**Task**
Pick out every line in the data below that contains the word "axle" and copy each of those lines.

Stored records
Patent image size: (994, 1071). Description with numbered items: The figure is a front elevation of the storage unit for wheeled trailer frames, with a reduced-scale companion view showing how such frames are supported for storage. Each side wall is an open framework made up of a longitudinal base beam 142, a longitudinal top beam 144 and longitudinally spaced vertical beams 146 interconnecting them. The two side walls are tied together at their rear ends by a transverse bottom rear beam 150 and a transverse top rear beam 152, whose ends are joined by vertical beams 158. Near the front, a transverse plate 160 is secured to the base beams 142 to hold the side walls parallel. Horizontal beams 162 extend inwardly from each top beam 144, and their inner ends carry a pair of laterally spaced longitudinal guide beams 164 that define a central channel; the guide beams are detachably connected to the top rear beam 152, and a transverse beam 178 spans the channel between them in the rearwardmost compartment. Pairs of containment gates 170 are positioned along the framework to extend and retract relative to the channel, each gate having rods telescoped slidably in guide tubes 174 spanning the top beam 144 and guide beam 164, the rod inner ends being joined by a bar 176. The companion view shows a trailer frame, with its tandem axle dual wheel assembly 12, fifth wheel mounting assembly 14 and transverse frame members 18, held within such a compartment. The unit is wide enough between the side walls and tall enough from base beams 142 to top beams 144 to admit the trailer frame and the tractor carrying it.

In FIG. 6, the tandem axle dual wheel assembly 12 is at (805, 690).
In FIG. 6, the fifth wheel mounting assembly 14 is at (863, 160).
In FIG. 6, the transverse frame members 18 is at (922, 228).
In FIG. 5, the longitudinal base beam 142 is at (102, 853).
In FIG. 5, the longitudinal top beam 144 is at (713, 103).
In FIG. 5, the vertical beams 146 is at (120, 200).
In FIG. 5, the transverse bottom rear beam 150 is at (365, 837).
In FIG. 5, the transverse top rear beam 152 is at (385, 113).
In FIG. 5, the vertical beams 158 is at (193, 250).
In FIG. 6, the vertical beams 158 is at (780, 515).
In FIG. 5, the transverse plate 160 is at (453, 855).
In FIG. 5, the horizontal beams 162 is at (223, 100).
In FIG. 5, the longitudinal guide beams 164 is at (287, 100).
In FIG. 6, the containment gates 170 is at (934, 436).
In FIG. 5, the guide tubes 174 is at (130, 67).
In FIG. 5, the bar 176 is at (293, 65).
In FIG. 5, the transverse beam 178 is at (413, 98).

==

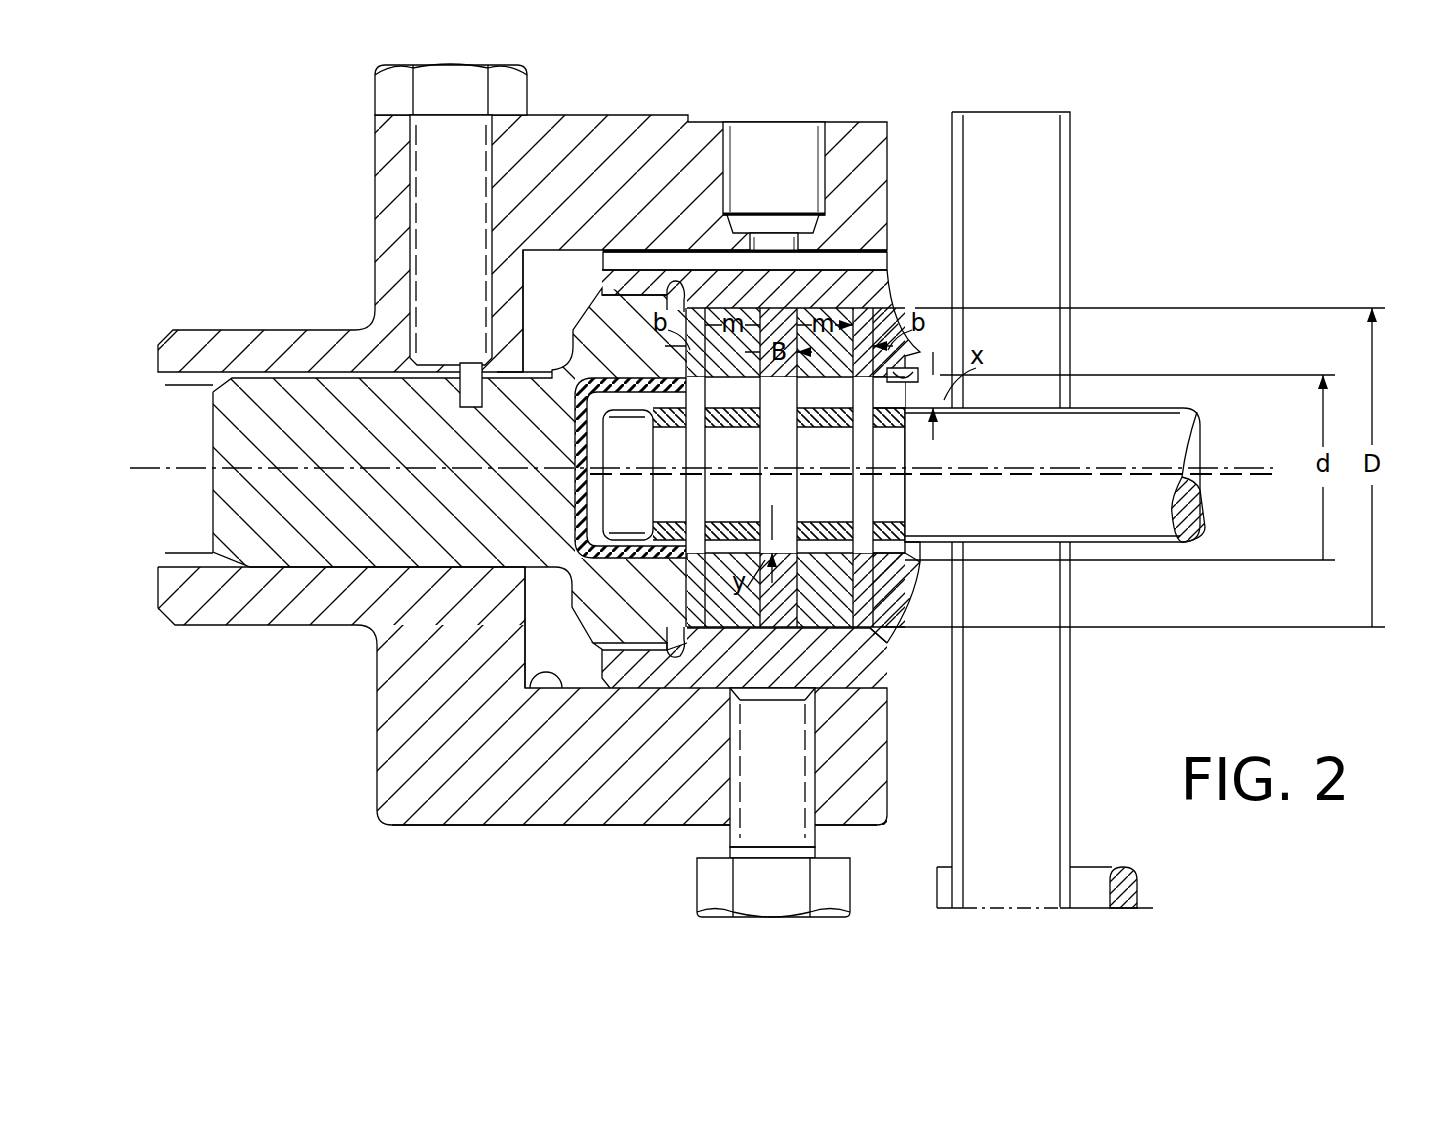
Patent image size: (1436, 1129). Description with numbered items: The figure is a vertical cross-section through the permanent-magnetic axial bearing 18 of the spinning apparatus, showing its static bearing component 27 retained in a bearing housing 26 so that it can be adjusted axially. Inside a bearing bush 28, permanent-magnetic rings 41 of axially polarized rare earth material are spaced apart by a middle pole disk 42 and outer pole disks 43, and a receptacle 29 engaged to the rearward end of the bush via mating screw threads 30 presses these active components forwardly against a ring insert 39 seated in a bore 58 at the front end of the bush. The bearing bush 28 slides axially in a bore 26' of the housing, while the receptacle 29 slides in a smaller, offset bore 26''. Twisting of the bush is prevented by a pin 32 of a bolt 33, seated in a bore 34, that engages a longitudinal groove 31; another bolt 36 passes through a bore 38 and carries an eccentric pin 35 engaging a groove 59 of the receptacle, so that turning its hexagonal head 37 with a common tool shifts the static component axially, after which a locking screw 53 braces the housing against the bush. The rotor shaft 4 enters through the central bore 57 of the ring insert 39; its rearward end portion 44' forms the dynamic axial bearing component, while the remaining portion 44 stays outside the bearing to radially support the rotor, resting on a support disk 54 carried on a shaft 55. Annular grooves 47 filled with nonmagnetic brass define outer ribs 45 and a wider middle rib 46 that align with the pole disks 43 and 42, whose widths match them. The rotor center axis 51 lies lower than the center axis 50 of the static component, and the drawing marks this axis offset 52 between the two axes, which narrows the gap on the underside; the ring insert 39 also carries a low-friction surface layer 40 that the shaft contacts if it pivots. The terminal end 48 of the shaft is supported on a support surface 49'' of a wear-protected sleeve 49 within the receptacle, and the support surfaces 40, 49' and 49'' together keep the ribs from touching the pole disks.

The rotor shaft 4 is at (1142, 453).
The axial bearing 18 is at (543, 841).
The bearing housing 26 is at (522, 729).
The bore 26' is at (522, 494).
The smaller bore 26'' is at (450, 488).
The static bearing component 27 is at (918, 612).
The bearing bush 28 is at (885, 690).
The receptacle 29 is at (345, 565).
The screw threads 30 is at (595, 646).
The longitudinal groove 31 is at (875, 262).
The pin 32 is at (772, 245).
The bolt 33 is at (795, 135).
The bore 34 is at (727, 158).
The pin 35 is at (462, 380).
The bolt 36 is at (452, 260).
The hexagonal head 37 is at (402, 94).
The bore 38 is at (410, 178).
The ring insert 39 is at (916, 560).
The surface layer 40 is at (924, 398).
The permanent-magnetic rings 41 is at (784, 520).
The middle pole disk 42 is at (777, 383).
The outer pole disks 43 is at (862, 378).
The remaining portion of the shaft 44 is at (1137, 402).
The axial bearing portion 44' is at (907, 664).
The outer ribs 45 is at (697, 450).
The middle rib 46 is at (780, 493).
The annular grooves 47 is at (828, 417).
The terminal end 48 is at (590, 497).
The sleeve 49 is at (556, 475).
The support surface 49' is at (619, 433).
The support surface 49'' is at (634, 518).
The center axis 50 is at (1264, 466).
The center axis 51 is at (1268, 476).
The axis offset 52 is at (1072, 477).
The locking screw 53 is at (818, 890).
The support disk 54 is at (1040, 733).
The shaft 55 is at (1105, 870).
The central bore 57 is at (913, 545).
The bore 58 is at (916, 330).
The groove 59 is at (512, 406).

**Complete output**
Patent image size: (994, 1071). Description with numbered items: The figure is a front elevation of the storage unit for wheeled trailer frames, with a reduced-scale companion view showing how such frames are supported for storage. Each side wall is an open framework made up of a longitudinal base beam 142, a longitudinal top beam 144 and longitudinally spaced vertical beams 146 interconnecting them. The two side walls are tied together at their rear ends by a transverse bottom rear beam 150 and a transverse top rear beam 152, whose ends are joined by vertical beams 158. Near the front, a transverse plate 160 is secured to the base beams 142 to hold the side walls parallel. Horizontal beams 162 extend inwardly from each top beam 144, and their inner ends carry a pair of laterally spaced longitudinal guide beams 164 that define a central channel; the guide beams are detachably connected to the top rear beam 152, and a transverse beam 178 spans the channel between them in the rearwardmost compartment. Pairs of containment gates 170 are positioned along the framework to extend and retract relative to the channel, each gate having rods telescoped slidably in guide tubes 174 spanning the top beam 144 and guide beam 164, the rod inner ends being joined by a bar 176. The companion view shows a trailer frame, with its tandem axle dual wheel assembly 12, fifth wheel mounting assembly 14 and transverse frame members 18, held within such a compartment. The unit is wide enough between the side walls and tall enough from base beams 142 to top beams 144 to admit the trailer frame and the tractor carrying it.
In FIG. 6, the tandem axle dual wheel assembly 12 is at (805, 690).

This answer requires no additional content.